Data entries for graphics
□ □ □

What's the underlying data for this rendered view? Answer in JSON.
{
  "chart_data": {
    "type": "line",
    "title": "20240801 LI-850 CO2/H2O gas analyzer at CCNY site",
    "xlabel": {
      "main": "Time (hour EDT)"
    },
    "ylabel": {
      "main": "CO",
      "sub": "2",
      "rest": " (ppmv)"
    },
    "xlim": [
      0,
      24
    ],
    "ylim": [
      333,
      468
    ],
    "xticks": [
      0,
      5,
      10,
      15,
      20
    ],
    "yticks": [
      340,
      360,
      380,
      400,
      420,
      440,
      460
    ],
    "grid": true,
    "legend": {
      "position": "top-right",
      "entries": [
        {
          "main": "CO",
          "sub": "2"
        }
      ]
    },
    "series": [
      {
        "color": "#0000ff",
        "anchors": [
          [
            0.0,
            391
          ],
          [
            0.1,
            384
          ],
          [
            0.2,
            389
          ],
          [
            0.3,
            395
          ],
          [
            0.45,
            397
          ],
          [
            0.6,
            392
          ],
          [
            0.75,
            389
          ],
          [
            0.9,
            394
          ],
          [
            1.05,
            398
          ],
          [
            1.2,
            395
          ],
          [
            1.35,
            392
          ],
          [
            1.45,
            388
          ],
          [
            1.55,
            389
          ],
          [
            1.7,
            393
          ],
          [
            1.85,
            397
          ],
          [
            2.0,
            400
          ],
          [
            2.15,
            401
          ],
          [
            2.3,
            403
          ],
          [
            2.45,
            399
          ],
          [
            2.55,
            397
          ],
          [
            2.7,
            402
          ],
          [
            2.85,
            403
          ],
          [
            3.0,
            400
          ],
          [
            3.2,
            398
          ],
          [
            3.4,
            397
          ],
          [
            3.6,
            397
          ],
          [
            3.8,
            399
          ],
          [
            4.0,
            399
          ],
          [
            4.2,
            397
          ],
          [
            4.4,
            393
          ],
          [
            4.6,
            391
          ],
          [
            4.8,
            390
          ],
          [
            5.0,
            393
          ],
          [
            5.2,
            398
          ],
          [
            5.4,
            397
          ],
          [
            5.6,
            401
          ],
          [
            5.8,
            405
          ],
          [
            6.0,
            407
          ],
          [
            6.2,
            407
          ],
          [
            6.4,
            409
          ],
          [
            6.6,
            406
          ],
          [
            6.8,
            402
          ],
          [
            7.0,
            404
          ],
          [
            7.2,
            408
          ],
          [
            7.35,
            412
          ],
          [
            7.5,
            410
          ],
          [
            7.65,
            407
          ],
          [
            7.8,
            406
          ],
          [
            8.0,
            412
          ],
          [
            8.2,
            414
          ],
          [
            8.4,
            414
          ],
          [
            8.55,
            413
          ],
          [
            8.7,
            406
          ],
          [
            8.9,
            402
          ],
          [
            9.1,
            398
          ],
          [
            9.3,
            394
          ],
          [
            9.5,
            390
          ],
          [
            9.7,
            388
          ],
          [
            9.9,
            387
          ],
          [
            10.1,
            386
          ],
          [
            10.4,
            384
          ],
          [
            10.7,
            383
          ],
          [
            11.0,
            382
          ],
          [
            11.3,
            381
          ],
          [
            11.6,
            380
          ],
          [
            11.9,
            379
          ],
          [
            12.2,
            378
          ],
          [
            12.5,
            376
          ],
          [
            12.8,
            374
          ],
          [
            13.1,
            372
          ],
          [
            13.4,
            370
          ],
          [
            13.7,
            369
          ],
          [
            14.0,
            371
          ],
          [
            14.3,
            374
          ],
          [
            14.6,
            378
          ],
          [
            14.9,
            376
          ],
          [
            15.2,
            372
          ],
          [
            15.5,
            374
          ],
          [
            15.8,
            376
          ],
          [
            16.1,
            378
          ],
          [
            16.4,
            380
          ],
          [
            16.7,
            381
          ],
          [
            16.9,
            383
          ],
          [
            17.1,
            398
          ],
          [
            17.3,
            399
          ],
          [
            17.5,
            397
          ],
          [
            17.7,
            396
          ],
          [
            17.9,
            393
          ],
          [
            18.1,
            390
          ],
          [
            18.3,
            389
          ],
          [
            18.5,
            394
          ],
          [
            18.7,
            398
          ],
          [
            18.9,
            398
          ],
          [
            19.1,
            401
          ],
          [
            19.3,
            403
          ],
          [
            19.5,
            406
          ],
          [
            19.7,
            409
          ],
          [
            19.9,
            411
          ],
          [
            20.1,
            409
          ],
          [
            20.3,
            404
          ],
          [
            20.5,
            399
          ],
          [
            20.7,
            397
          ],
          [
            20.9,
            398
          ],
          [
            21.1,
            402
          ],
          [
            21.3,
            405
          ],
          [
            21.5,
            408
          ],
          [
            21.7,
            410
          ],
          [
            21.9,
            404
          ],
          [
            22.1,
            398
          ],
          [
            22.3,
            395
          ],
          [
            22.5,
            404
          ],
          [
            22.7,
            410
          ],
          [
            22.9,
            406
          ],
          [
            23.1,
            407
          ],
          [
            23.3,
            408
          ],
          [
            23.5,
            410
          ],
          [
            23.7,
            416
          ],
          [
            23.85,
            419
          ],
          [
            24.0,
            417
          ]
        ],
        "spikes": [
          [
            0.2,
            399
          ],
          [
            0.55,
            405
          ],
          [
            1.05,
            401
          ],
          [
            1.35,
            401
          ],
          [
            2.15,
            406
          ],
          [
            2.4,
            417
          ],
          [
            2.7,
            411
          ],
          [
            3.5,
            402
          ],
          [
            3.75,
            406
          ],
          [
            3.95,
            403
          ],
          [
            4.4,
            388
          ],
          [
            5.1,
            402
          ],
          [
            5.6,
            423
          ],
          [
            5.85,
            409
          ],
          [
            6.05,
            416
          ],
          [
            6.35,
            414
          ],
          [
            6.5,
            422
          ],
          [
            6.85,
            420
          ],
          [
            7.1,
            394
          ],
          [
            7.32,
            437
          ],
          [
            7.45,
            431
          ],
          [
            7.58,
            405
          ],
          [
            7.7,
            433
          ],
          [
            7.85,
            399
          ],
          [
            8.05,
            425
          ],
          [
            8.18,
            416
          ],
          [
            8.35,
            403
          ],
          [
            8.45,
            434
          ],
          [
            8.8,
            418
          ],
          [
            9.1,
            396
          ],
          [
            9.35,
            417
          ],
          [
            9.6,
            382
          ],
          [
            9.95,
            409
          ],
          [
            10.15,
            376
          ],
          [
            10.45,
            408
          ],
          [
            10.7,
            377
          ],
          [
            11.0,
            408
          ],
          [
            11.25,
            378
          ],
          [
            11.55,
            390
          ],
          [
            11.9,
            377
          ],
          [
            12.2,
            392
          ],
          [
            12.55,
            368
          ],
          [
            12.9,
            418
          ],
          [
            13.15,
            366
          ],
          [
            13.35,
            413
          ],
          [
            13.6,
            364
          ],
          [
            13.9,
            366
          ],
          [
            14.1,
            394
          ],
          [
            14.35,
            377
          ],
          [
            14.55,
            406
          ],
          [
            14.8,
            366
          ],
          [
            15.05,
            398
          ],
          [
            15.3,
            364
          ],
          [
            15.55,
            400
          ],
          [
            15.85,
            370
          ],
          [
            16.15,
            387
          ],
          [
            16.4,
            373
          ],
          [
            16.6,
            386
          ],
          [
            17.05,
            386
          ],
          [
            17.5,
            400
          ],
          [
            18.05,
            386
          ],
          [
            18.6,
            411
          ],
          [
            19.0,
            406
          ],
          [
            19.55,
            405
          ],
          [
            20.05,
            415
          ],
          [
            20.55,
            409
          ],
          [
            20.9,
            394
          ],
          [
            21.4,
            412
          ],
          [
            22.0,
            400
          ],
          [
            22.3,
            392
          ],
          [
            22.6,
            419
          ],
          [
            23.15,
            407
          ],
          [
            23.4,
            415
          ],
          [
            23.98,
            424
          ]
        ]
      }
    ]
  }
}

□ □ □

= EXERCISE DIRECTIONS =
Quote each line of the data above exactly as written.

= TASK ANSWER =
What's the underlying data for this rendered view? Answer in JSON.
{
  "chart_data": {
    "type": "line",
    "title": "20240801 LI-850 CO2/H2O gas analyzer at CCNY site",
    "xlabel": {
      "main": "Time (hour EDT)"
    },
    "ylabel": {
      "main": "CO",
      "sub": "2",
      "rest": " (ppmv)"
    },
    "xlim": [
      0,
      24
    ],
    "ylim": [
      333,
      468
    ],
    "xticks": [
      0,
      5,
      10,
      15,
      20
    ],
    "yticks": [
      340,
      360,
      380,
      400,
      420,
      440,
      460
    ],
    "grid": true,
    "legend": {
      "position": "top-right",
      "entries": [
        {
          "main": "CO",
          "sub": "2"
        }
      ]
    },
    "series": [
      {
        "color": "#0000ff",
        "anchors": [
          [
            0.0,
            391
          ],
          [
            0.1,
            384
          ],
          [
            0.2,
            389
          ],
          [
            0.3,
            395
          ],
          [
            0.45,
            397
          ],
          [
            0.6,
            392
          ],
          [
            0.75,
            389
          ],
          [
            0.9,
            394
          ],
          [
            1.05,
            398
          ],
          [
            1.2,
            395
          ],
          [
            1.35,
            392
          ],
          [
            1.45,
            388
          ],
          [
            1.55,
            389
          ],
          [
            1.7,
            393
          ],
          [
            1.85,
            397
          ],
          [
            2.0,
            400
          ],
          [
            2.15,
            401
          ],
          [
            2.3,
            403
          ],
          [
            2.45,
            399
          ],
          [
            2.55,
            397
          ],
          [
            2.7,
            402
          ],
          [
            2.85,
            403
          ],
          [
            3.0,
            400
          ],
          [
            3.2,
            398
          ],
          [
            3.4,
            397
          ],
          [
            3.6,
            397
          ],
          [
            3.8,
            399
          ],
          [
            4.0,
            399
          ],
          [
            4.2,
            397
          ],
          [
            4.4,
            393
          ],
          [
            4.6,
            391
          ],
          [
            4.8,
            390
          ],
          [
            5.0,
            393
          ],
          [
            5.2,
            398
          ],
          [
            5.4,
            397
          ],
          [
            5.6,
            401
          ],
          [
            5.8,
            405
          ],
          [
            6.0,
            407
          ],
          [
            6.2,
            407
          ],
          [
            6.4,
            409
          ],
          [
            6.6,
            406
          ],
          [
            6.8,
            402
          ],
          [
            7.0,
            404
          ],
          [
            7.2,
            408
          ],
          [
            7.35,
            412
          ],
          [
            7.5,
            410
          ],
          [
            7.65,
            407
          ],
          [
            7.8,
            406
          ],
          [
            8.0,
            412
          ],
          [
            8.2,
            414
          ],
          [
            8.4,
            414
          ],
          [
            8.55,
            413
          ],
          [
            8.7,
            406
          ],
          [
            8.9,
            402
          ],
          [
            9.1,
            398
          ],
          [
            9.3,
            394
          ],
          [
            9.5,
            390
          ],
          [
            9.7,
            388
          ],
          [
            9.9,
            387
          ],
          [
            10.1,
            386
          ],
          [
            10.4,
            384
          ],
          [
            10.7,
            383
          ],
          [
            11.0,
            382
          ],
          [
            11.3,
            381
          ],
          [
            11.6,
            380
          ],
          [
            11.9,
            379
          ],
          [
            12.2,
            378
          ],
          [
            12.5,
            376
          ],
          [
            12.8,
            374
          ],
          [
            13.1,
            372
          ],
          [
            13.4,
            370
          ],
          [
            13.7,
            369
          ],
          [
            14.0,
            371
          ],
          [
            14.3,
            374
          ],
          [
            14.6,
            378
          ],
          [
            14.9,
            376
          ],
          [
            15.2,
            372
          ],
          [
            15.5,
            374
          ],
          [
            15.8,
            376
          ],
          [
            16.1,
            378
          ],
          [
            16.4,
            380
          ],
          [
            16.7,
            381
          ],
          [
            16.9,
            383
          ],
          [
            17.1,
            398
          ],
          [
            17.3,
            399
          ],
          [
            17.5,
            397
          ],
          [
            17.7,
            396
          ],
          [
            17.9,
            393
          ],
          [
            18.1,
            390
          ],
          [
            18.3,
            389
          ],
          [
            18.5,
            394
          ],
          [
            18.7,
            398
          ],
          [
            18.9,
            398
          ],
          [
            19.1,
            401
          ],
          [
            19.3,
            403
          ],
          [
            19.5,
            406
          ],
          [
            19.7,
            409
          ],
          [
            19.9,
            411
          ],
          [
            20.1,
            409
          ],
          [
            20.3,
            404
          ],
          [
            20.5,
            399
          ],
          [
            20.7,
            397
          ],
          [
            20.9,
            398
          ],
          [
            21.1,
            402
          ],
          [
            21.3,
            405
          ],
          [
            21.5,
            408
          ],
          [
            21.7,
            410
          ],
          [
            21.9,
            404
          ],
          [
            22.1,
            398
          ],
          [
            22.3,
            395
          ],
          [
            22.5,
            404
          ],
          [
            22.7,
            410
          ],
          [
            22.9,
            406
          ],
          [
            23.1,
            407
          ],
          [
            23.3,
            408
          ],
          [
            23.5,
            410
          ],
          [
            23.7,
            416
          ],
          [
            23.85,
            419
          ],
          [
            24.0,
            417
          ]
        ],
        "spikes": [
          [
            0.2,
            399
          ],
          [
            0.55,
            405
          ],
          [
            1.05,
            401
          ],
          [
            1.35,
            401
          ],
          [
            2.15,
            406
          ],
          [
            2.4,
            417
          ],
          [
            2.7,
            411
          ],
          [
            3.5,
            402
          ],
          [
            3.75,
            406
          ],
          [
            3.95,
            403
          ],
          [
            4.4,
            388
          ],
          [
            5.1,
            402
          ],
          [
            5.6,
            423
          ],
          [
            5.85,
            409
          ],
          [
            6.05,
            416
          ],
          [
            6.35,
            414
          ],
          [
            6.5,
            422
          ],
          [
            6.85,
            420
          ],
          [
            7.1,
            394
          ],
          [
            7.32,
            437
          ],
          [
            7.45,
            431
          ],
          [
            7.58,
            405
          ],
          [
            7.7,
            433
          ],
          [
            7.85,
            399
          ],
          [
            8.05,
            425
          ],
          [
            8.18,
            416
          ],
          [
            8.35,
            403
          ],
          [
            8.45,
            434
          ],
          [
            8.8,
            418
          ],
          [
            9.1,
            396
          ],
          [
            9.35,
            417
          ],
          [
            9.6,
            382
          ],
          [
            9.95,
            409
          ],
          [
            10.15,
            376
          ],
          [
            10.45,
            408
          ],
          [
            10.7,
            377
          ],
          [
            11.0,
            408
          ],
          [
            11.25,
            378
          ],
          [
            11.55,
            390
          ],
          [
            11.9,
            377
          ],
          [
            12.2,
            392
          ],
          [
            12.55,
            368
          ],
          [
            12.9,
            418
          ],
          [
            13.15,
            366
          ],
          [
            13.35,
            413
          ],
          [
            13.6,
            364
          ],
          [
            13.9,
            366
          ],
          [
            14.1,
            394
          ],
          [
            14.35,
            377
          ],
          [
            14.55,
            406
          ],
          [
            14.8,
            366
          ],
          [
            15.05,
            398
          ],
          [
            15.3,
            364
          ],
          [
            15.55,
            400
          ],
          [
            15.85,
            370
          ],
          [
            16.15,
            387
          ],
          [
            16.4,
            373
          ],
          [
            16.6,
            386
          ],
          [
            17.05,
            386
          ],
          [
            17.5,
            400
          ],
          [
            18.05,
            386
          ],
          [
            18.6,
            411
          ],
          [
            19.0,
            406
          ],
          [
            19.55,
            405
          ],
          [
            20.05,
            415
          ],
          [
            20.55,
            409
          ],
          [
            20.9,
            394
          ],
          [
            21.4,
            412
          ],
          [
            22.0,
            400
          ],
          [
            22.3,
            392
          ],
          [
            22.6,
            419
          ],
          [
            23.15,
            407
          ],
          [
            23.4,
            415
          ],
          [
            23.98,
            424
          ]
        ]
      }
    ]
  }
}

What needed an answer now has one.